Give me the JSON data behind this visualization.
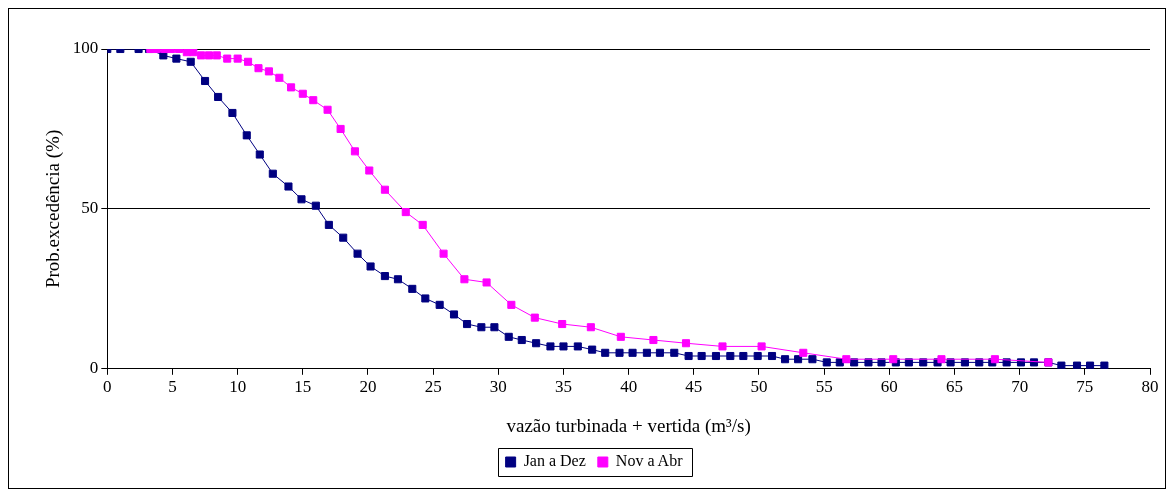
{
  "chart_data": {
    "type": "line",
    "xlabel": "vazão turbinada + vertida (m³/s)",
    "ylabel": "Prob.excedência (%)",
    "xlim": [
      0,
      80
    ],
    "xticks": [
      0,
      5,
      10,
      15,
      20,
      25,
      30,
      35,
      40,
      45,
      50,
      55,
      60,
      65,
      70,
      75,
      80
    ],
    "ylim": [
      0,
      100
    ],
    "yticks": [
      0,
      50,
      100
    ],
    "grid": "y",
    "legend": "bottom",
    "marker": "square",
    "line_style": "solid",
    "series": [
      {
        "name": "Jan a Dez",
        "color": "#000080",
        "x": [
          0,
          1,
          2.4,
          3.2,
          4.3,
          5.3,
          6.4,
          7.5,
          8.5,
          9.6,
          10.7,
          11.7,
          12.7,
          13.9,
          14.9,
          16,
          17,
          18.1,
          19.2,
          20.2,
          21.3,
          22.3,
          23.4,
          24.4,
          25.5,
          26.6,
          27.6,
          28.7,
          29.7,
          30.8,
          31.8,
          32.9,
          34,
          35,
          36.1,
          37.2,
          38.2,
          39.3,
          40.3,
          41.4,
          42.4,
          43.5,
          44.6,
          45.6,
          46.7,
          47.8,
          48.8,
          49.9,
          51,
          52,
          53,
          54.1,
          55.2,
          56.2,
          57.3,
          58.4,
          59.4,
          60.5,
          61.5,
          62.6,
          63.7,
          64.7,
          65.8,
          66.9,
          67.9,
          69,
          70.1,
          71.1,
          72.2,
          73.2,
          74.4,
          75.4,
          76.5
        ],
        "values": [
          100,
          100,
          100,
          100,
          98,
          97,
          96,
          90,
          85,
          80,
          73,
          67,
          61,
          57,
          53,
          51,
          45,
          41,
          36,
          32,
          29,
          28,
          25,
          22,
          20,
          17,
          14,
          13,
          13,
          10,
          9,
          8,
          7,
          7,
          7,
          6,
          5,
          5,
          5,
          5,
          5,
          5,
          4,
          4,
          4,
          4,
          4,
          4,
          4,
          3,
          3,
          3,
          2,
          2,
          2,
          2,
          2,
          2,
          2,
          2,
          2,
          2,
          2,
          2,
          2,
          2,
          2,
          2,
          2,
          1,
          1,
          1,
          1
        ]
      },
      {
        "name": "Nov a Abr",
        "color": "#ff00ff",
        "x": [
          3.3,
          3.8,
          4.4,
          4.9,
          5.5,
          6.1,
          6.6,
          7.2,
          7.8,
          8.4,
          9.2,
          10,
          10.8,
          11.6,
          12.4,
          13.2,
          14.1,
          15,
          15.8,
          16.9,
          17.9,
          19,
          20.1,
          21.3,
          22.9,
          24.2,
          25.8,
          27.4,
          29.1,
          31,
          32.8,
          34.9,
          37.1,
          39.4,
          41.9,
          44.4,
          47.2,
          50.2,
          53.4,
          56.7,
          60.3,
          64,
          68.1,
          72.2
        ],
        "values": [
          100,
          100,
          100,
          100,
          100,
          99,
          99,
          98,
          98,
          98,
          97,
          97,
          96,
          94,
          93,
          91,
          88,
          86,
          84,
          81,
          75,
          68,
          62,
          56,
          49,
          45,
          36,
          28,
          27,
          20,
          16,
          14,
          13,
          10,
          9,
          8,
          7,
          7,
          5,
          3,
          3,
          3,
          3,
          2
        ]
      }
    ]
  }
}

——————————

* AIM: Omit every picture while copying the listing above exactly.

* RESULT:
Give me the JSON data behind this visualization.
{
  "chart_data": {
    "type": "line",
    "xlabel": "vazão turbinada + vertida (m³/s)",
    "ylabel": "Prob.excedência (%)",
    "xlim": [
      0,
      80
    ],
    "xticks": [
      0,
      5,
      10,
      15,
      20,
      25,
      30,
      35,
      40,
      45,
      50,
      55,
      60,
      65,
      70,
      75,
      80
    ],
    "ylim": [
      0,
      100
    ],
    "yticks": [
      0,
      50,
      100
    ],
    "grid": "y",
    "legend": "bottom",
    "marker": "square",
    "line_style": "solid",
    "series": [
      {
        "name": "Jan a Dez",
        "color": "#000080",
        "x": [
          0,
          1,
          2.4,
          3.2,
          4.3,
          5.3,
          6.4,
          7.5,
          8.5,
          9.6,
          10.7,
          11.7,
          12.7,
          13.9,
          14.9,
          16,
          17,
          18.1,
          19.2,
          20.2,
          21.3,
          22.3,
          23.4,
          24.4,
          25.5,
          26.6,
          27.6,
          28.7,
          29.7,
          30.8,
          31.8,
          32.9,
          34,
          35,
          36.1,
          37.2,
          38.2,
          39.3,
          40.3,
          41.4,
          42.4,
          43.5,
          44.6,
          45.6,
          46.7,
          47.8,
          48.8,
          49.9,
          51,
          52,
          53,
          54.1,
          55.2,
          56.2,
          57.3,
          58.4,
          59.4,
          60.5,
          61.5,
          62.6,
          63.7,
          64.7,
          65.8,
          66.9,
          67.9,
          69,
          70.1,
          71.1,
          72.2,
          73.2,
          74.4,
          75.4,
          76.5
        ],
        "values": [
          100,
          100,
          100,
          100,
          98,
          97,
          96,
          90,
          85,
          80,
          73,
          67,
          61,
          57,
          53,
          51,
          45,
          41,
          36,
          32,
          29,
          28,
          25,
          22,
          20,
          17,
          14,
          13,
          13,
          10,
          9,
          8,
          7,
          7,
          7,
          6,
          5,
          5,
          5,
          5,
          5,
          5,
          4,
          4,
          4,
          4,
          4,
          4,
          4,
          3,
          3,
          3,
          2,
          2,
          2,
          2,
          2,
          2,
          2,
          2,
          2,
          2,
          2,
          2,
          2,
          2,
          2,
          2,
          2,
          1,
          1,
          1,
          1
        ]
      },
      {
        "name": "Nov a Abr",
        "color": "#ff00ff",
        "x": [
          3.3,
          3.8,
          4.4,
          4.9,
          5.5,
          6.1,
          6.6,
          7.2,
          7.8,
          8.4,
          9.2,
          10,
          10.8,
          11.6,
          12.4,
          13.2,
          14.1,
          15,
          15.8,
          16.9,
          17.9,
          19,
          20.1,
          21.3,
          22.9,
          24.2,
          25.8,
          27.4,
          29.1,
          31,
          32.8,
          34.9,
          37.1,
          39.4,
          41.9,
          44.4,
          47.2,
          50.2,
          53.4,
          56.7,
          60.3,
          64,
          68.1,
          72.2
        ],
        "values": [
          100,
          100,
          100,
          100,
          100,
          99,
          99,
          98,
          98,
          98,
          97,
          97,
          96,
          94,
          93,
          91,
          88,
          86,
          84,
          81,
          75,
          68,
          62,
          56,
          49,
          45,
          36,
          28,
          27,
          20,
          16,
          14,
          13,
          10,
          9,
          8,
          7,
          7,
          5,
          3,
          3,
          3,
          3,
          2
        ]
      }
    ]
  }
}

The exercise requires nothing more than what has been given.